--- Material to process ---

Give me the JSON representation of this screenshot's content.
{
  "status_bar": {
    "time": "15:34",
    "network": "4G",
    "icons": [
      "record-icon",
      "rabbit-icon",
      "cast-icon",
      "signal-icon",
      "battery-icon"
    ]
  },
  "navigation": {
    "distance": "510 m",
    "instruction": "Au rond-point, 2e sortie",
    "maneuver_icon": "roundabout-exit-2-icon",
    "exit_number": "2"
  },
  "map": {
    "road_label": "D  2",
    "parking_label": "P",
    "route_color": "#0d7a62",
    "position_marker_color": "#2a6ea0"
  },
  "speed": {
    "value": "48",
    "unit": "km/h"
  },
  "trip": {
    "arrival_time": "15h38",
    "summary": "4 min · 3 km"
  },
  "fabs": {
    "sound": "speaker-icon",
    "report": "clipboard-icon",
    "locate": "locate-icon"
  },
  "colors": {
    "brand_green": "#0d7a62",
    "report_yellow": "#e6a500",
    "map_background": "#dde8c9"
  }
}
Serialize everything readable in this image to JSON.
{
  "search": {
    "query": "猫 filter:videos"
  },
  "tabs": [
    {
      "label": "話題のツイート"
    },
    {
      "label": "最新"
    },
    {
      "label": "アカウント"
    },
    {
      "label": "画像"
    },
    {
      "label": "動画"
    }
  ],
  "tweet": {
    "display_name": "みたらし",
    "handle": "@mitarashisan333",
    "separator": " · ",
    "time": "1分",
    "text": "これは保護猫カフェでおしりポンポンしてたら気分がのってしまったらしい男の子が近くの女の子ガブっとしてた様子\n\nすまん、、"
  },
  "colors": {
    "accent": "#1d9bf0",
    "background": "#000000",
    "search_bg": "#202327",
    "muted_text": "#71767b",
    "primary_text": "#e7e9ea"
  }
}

--- Written exercise ---
Every line that holds the string "this" should be returned.

--- Answer to the task ---
Give me the JSON representation of this screenshot's content.
Serialize everything readable in this image to JSON.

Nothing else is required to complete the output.